-- BEGIN RECORDS FOR THE EXERCISE --

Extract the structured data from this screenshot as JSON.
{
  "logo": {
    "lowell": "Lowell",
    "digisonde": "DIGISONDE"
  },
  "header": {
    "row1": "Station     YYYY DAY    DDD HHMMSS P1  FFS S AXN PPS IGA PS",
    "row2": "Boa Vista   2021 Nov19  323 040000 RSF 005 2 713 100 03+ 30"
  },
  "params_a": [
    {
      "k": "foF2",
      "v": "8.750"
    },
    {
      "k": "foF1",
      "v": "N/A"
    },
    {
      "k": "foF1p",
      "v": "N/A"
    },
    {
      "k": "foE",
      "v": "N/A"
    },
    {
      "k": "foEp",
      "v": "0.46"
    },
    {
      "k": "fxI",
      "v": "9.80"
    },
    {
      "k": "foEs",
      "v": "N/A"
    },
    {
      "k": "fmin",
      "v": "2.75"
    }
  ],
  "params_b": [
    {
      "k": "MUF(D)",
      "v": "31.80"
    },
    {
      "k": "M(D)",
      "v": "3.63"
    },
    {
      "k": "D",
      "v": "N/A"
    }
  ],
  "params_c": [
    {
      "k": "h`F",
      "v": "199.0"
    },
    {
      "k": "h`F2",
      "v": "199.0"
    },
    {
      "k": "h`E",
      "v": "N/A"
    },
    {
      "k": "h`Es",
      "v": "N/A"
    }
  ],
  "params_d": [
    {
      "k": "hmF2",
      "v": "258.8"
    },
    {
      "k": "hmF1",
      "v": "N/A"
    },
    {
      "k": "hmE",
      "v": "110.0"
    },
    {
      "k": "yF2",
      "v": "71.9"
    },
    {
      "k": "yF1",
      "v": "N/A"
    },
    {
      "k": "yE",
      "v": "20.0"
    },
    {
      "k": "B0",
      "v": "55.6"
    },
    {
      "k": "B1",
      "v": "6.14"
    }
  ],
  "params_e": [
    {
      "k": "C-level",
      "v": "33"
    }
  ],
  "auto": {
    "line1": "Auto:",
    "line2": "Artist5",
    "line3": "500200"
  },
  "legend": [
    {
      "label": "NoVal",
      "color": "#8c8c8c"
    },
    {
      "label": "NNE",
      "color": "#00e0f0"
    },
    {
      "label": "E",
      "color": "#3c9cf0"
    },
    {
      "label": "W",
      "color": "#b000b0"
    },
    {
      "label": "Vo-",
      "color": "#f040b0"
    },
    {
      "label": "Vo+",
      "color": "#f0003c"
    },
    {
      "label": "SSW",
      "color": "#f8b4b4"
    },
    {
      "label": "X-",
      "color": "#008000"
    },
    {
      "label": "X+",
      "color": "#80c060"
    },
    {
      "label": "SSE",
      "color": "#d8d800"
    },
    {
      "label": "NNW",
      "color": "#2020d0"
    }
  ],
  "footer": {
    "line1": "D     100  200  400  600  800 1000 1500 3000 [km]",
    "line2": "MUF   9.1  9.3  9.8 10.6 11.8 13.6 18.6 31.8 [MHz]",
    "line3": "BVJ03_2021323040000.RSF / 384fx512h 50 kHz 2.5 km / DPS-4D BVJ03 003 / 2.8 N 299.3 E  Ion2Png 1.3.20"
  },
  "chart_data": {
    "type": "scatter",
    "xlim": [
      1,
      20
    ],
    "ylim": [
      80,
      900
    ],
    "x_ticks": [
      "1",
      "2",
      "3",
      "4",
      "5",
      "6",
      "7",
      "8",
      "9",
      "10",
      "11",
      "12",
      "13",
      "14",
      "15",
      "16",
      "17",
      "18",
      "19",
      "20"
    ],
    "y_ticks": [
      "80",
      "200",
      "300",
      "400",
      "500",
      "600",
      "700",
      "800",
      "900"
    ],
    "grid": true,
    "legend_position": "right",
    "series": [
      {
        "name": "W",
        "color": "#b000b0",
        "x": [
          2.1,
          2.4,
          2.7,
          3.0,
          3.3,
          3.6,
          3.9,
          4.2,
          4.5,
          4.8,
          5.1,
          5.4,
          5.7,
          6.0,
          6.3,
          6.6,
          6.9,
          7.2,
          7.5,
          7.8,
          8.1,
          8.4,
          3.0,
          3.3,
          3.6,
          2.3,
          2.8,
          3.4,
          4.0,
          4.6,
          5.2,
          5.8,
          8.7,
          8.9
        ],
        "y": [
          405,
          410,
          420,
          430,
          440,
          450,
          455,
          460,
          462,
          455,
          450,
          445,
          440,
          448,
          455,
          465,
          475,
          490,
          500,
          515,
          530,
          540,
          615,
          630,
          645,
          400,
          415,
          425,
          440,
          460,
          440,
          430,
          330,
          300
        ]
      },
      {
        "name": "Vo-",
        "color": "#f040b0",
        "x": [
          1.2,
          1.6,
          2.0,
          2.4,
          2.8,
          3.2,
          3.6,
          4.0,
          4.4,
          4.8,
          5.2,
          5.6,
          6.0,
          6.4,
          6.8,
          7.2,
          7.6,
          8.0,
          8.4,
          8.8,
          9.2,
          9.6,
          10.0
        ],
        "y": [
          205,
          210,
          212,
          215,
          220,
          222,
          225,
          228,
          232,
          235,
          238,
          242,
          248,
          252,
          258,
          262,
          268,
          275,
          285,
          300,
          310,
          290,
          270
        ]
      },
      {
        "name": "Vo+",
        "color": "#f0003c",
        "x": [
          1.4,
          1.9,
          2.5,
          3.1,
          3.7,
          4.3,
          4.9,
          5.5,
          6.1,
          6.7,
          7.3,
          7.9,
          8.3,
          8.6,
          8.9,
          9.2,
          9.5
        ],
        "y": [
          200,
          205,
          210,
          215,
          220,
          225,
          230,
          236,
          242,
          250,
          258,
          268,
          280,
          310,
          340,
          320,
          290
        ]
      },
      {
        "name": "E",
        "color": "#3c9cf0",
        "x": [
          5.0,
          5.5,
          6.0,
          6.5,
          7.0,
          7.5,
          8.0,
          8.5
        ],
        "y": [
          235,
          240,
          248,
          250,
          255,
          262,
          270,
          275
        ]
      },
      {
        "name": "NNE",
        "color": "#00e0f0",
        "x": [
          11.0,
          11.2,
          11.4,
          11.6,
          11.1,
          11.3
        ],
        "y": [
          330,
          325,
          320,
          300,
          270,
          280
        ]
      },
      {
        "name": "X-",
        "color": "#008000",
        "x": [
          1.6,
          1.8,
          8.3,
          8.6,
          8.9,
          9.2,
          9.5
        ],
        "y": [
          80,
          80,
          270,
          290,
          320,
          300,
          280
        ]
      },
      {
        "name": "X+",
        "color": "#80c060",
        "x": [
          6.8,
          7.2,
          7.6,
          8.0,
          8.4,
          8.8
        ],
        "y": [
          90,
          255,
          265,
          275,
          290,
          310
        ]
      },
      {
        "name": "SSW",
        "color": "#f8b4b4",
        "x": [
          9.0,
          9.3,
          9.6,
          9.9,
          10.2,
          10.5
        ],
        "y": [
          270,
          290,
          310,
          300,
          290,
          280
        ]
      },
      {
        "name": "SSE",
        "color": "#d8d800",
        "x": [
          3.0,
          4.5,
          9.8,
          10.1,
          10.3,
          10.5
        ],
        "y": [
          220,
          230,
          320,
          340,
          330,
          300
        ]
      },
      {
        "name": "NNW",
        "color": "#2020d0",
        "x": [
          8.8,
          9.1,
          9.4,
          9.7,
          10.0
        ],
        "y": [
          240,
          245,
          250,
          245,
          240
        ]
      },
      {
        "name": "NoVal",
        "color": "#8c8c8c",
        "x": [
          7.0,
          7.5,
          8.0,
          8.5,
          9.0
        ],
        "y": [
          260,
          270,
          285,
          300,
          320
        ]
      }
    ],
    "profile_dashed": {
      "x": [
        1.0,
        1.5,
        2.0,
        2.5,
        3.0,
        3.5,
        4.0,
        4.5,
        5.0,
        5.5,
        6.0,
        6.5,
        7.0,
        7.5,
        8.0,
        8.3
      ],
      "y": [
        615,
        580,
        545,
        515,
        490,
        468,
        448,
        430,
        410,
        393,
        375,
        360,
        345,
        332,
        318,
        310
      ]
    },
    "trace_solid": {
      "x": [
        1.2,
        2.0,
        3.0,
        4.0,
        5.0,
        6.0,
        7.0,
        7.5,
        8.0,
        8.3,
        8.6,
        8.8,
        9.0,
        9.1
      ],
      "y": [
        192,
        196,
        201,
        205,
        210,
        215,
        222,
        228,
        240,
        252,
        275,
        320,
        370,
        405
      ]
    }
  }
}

-- END RECORDS FOR THE EXERCISE --

> [SHORT EXERCISE]:
Work out how many lines of the material above contain the word "label", then give only that figure.

> [COMPLETE ANSWER]:
11